→ **EXERCISE OBJECTIVE**
Repeat all the material exactly; pictures stay out of your copy.

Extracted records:

==================================================

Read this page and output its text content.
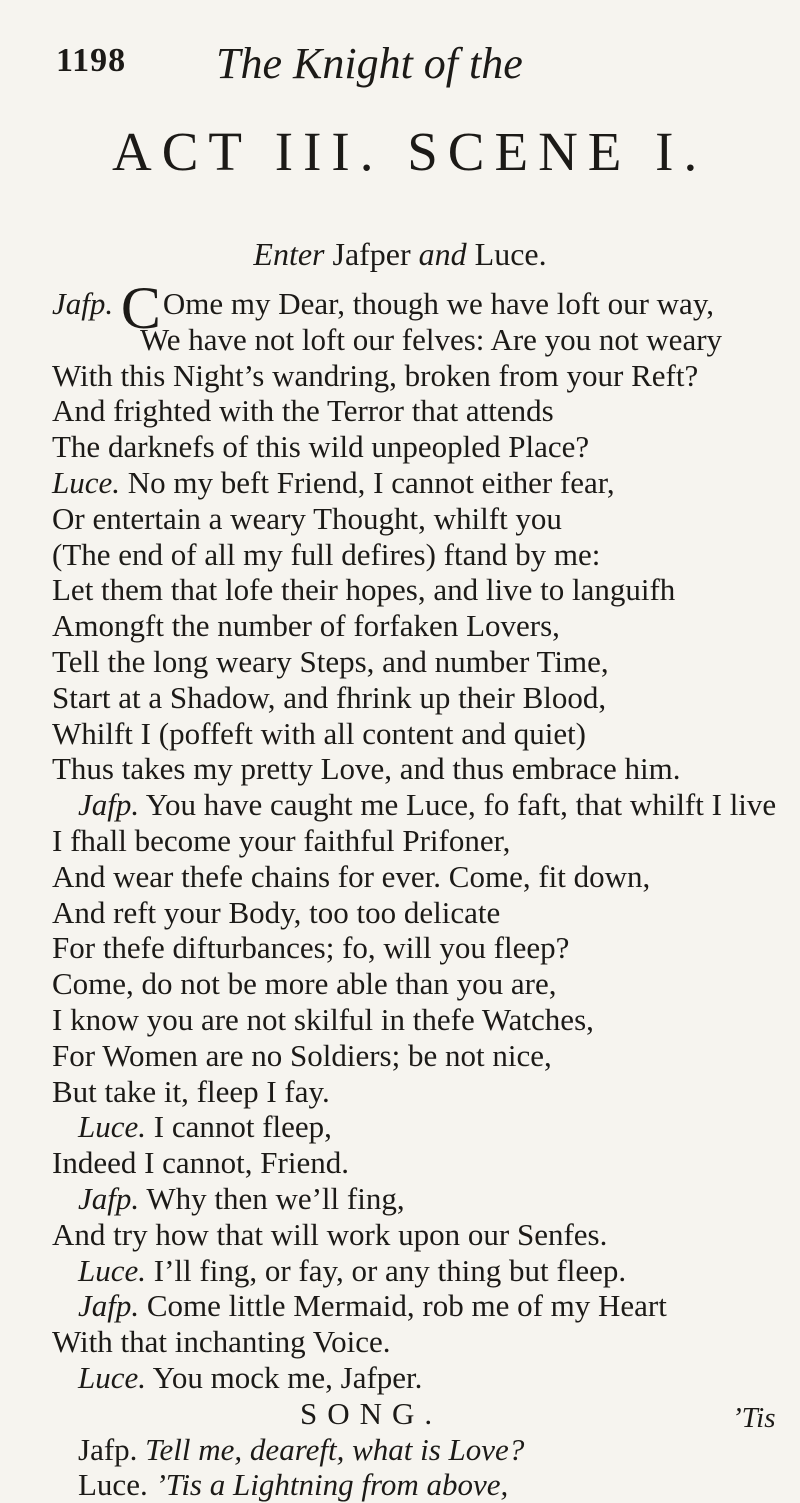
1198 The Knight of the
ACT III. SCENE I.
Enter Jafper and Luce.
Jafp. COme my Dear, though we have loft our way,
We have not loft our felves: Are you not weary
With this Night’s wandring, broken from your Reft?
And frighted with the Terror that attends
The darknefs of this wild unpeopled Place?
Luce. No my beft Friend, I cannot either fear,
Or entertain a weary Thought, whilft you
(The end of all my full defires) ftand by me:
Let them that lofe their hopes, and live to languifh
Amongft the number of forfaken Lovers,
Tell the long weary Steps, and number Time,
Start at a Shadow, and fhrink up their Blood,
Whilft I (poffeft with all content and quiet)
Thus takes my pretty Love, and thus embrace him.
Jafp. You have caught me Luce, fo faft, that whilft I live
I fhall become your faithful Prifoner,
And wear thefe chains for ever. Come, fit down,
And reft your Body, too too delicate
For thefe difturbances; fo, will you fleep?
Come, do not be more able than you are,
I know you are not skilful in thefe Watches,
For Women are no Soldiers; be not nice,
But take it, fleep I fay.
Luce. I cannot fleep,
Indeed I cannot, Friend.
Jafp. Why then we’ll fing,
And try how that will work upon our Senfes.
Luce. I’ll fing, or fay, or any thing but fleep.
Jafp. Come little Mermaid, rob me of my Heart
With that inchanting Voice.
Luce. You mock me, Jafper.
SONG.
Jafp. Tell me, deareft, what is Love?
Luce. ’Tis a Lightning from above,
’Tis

==================================================

→ **RESPONSE TO THE TASK**
Read this page and output its text content.
1198 The Knight of the
ACT III. SCENE I.
Enter Jafper and Luce.
Jafp. COme my Dear, though we have loft our way,
We have not loft our felves: Are you not weary
With this Night’s wandring, broken from your Reft?
And frighted with the Terror that attends
The darknefs of this wild unpeopled Place?
Luce. No my beft Friend, I cannot either fear,
Or entertain a weary Thought, whilft you
(The end of all my full defires) ftand by me:
Let them that lofe their hopes, and live to languifh
Amongft the number of forfaken Lovers,
Tell the long weary Steps, and number Time,
Start at a Shadow, and fhrink up their Blood,
Whilft I (poffeft with all content and quiet)
Thus takes my pretty Love, and thus embrace him.
Jafp. You have caught me Luce, fo faft, that whilft I live
I fhall become your faithful Prifoner,
And wear thefe chains for ever. Come, fit down,
And reft your Body, too too delicate
For thefe difturbances; fo, will you fleep?
Come, do not be more able than you are,
I know you are not skilful in thefe Watches,
For Women are no Soldiers; be not nice,
But take it, fleep I fay.
Luce. I cannot fleep,
Indeed I cannot, Friend.
Jafp. Why then we’ll fing,
And try how that will work upon our Senfes.
Luce. I’ll fing, or fay, or any thing but fleep.
Jafp. Come little Mermaid, rob me of my Heart
With that inchanting Voice.
Luce. You mock me, Jafper.
SONG.
Jafp. Tell me, deareft, what is Love?
Luce. ’Tis a Lightning from above,
’Tis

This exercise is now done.